Job: Exactly repeat all the records below, omitting the images they hold.

Records:

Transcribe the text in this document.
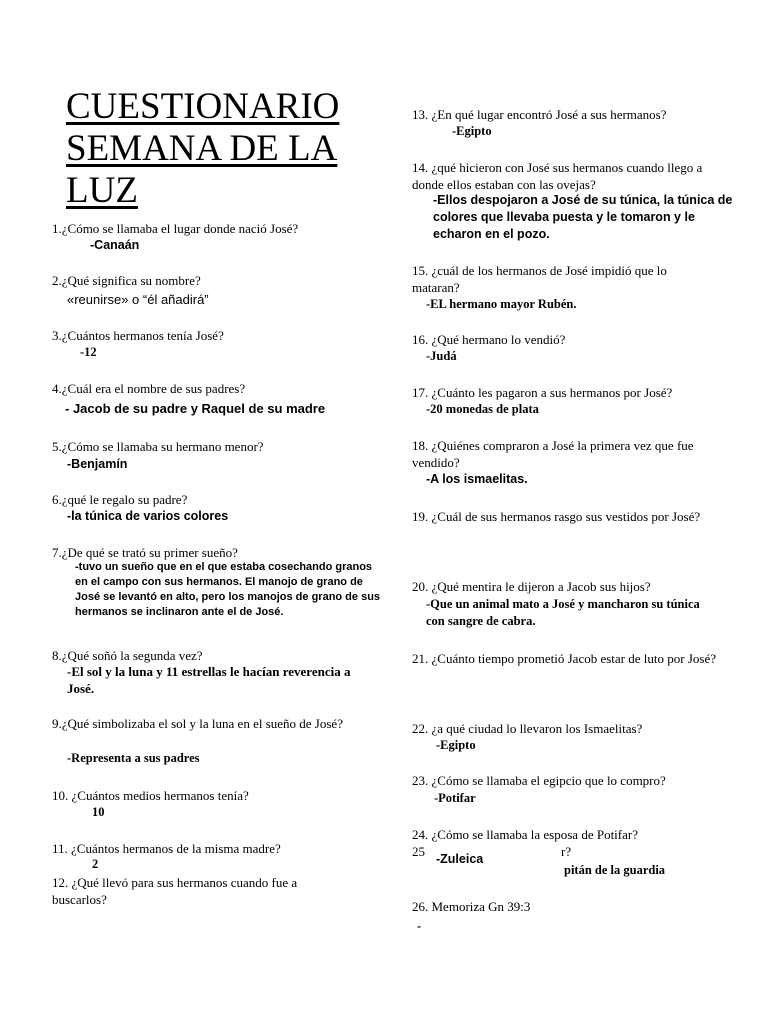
CUESTIONARIO SEMANA DE LA LUZ
1.¿Cómo se llamaba el lugar donde nació José?
-Canaán
2.¿Qué significa su nombre?
«reunirse» o “él añadirá”
3.¿Cuántos hermanos tenía José?
-12
4.¿Cuál era el nombre de sus padres?
- Jacob de su padre y Raquel de su madre
5.¿Cómo se llamaba su hermano menor?
-Benjamín
6.¿qué le regalo su padre?
-la túnica de varios colores
7.¿De qué se trató su primer sueño?
-tuvo un sueño que en el que estaba cosechando granos en el campo con sus hermanos. El manojo de grano de José se levantó en alto, pero los manojos de grano de sus hermanos se inclinaron ante el de José.
8.¿Qué soñó la segunda vez?
-El sol y la luna y 11 estrellas le hacían reverencia a José.
9.¿Qué simbolizaba el sol y la luna en el sueño de José?
-Representa a sus padres
10. ¿Cuántos medios hermanos tenía?
10
11. ¿Cuántos hermanos de la misma madre?
2
12. ¿Qué llevó para sus hermanos cuando fue a buscarlos?
13. ¿En qué lugar encontró José a sus hermanos?
-Egipto
14. ¿qué hicieron con José sus hermanos cuando llego a donde ellos estaban con las ovejas?
-Ellos despojaron a José de su túnica, la túnica de colores que llevaba puesta y le tomaron y le echaron en el pozo.
15. ¿cuál de los hermanos de José impidió que lo mataran?
-EL hermano mayor Rubén.
16. ¿Qué hermano lo vendió?
-Judá
17. ¿Cuánto les pagaron a sus hermanos por José?
-20 monedas de plata
18. ¿Quiénes compraron a José la primera vez que fue vendido?
-A los ismaelitas.
19. ¿Cuál de sus hermanos rasgo sus vestidos por José?
20. ¿Qué mentira le dijeron a Jacob sus hijos?
-Que un animal mato a José y mancharon su túnica con sangre de cabra.
21. ¿Cuánto tiempo prometió Jacob estar de luto por José?
22. ¿a qué ciudad lo llevaron los Ismaelitas?
-Egipto
23. ¿Cómo se llamaba el egipcio que lo compro?
-Potifar
24. ¿Cómo se llamaba la esposa de Potifar?
-Zuleica
25	r?
pitán de la guardia
26. Memoriza Gn 39:3
-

Answer to this exercise:
Transcribe the text in this document.
CUESTIONARIO SEMANA DE LA LUZ
1.¿Cómo se llamaba el lugar donde nació José?
-Canaán
2.¿Qué significa su nombre?
«reunirse» o “él añadirá”
3.¿Cuántos hermanos tenía José?
-12
4.¿Cuál era el nombre de sus padres?
- Jacob de su padre y Raquel de su madre
5.¿Cómo se llamaba su hermano menor?
-Benjamín
6.¿qué le regalo su padre?
-la túnica de varios colores
7.¿De qué se trató su primer sueño?
-tuvo un sueño que en el que estaba cosechando granos en el campo con sus hermanos. El manojo de grano de José se levantó en alto, pero los manojos de grano de sus hermanos se inclinaron ante el de José.
8.¿Qué soñó la segunda vez?
-El sol y la luna y 11 estrellas le hacían reverencia a José.
9.¿Qué simbolizaba el sol y la luna en el sueño de José?
-Representa a sus padres
10. ¿Cuántos medios hermanos tenía?
10
11. ¿Cuántos hermanos de la misma madre?
2
12. ¿Qué llevó para sus hermanos cuando fue a buscarlos?
13. ¿En qué lugar encontró José a sus hermanos?
-Egipto
14. ¿qué hicieron con José sus hermanos cuando llego a donde ellos estaban con las ovejas?
-Ellos despojaron a José de su túnica, la túnica de colores que llevaba puesta y le tomaron y le echaron en el pozo.
15. ¿cuál de los hermanos de José impidió que lo mataran?
-EL hermano mayor Rubén.
16. ¿Qué hermano lo vendió?
-Judá
17. ¿Cuánto les pagaron a sus hermanos por José?
-20 monedas de plata
18. ¿Quiénes compraron a José la primera vez que fue vendido?
-A los ismaelitas.
19. ¿Cuál de sus hermanos rasgo sus vestidos por José?
20. ¿Qué mentira le dijeron a Jacob sus hijos?
-Que un animal mato a José y mancharon su túnica con sangre de cabra.
21. ¿Cuánto tiempo prometió Jacob estar de luto por José?
22. ¿a qué ciudad lo llevaron los Ismaelitas?
-Egipto
23. ¿Cómo se llamaba el egipcio que lo compro?
-Potifar
24. ¿Cómo se llamaba la esposa de Potifar?
-Zuleica
25	r?
pitán de la guardia
26. Memoriza Gn 39:3
-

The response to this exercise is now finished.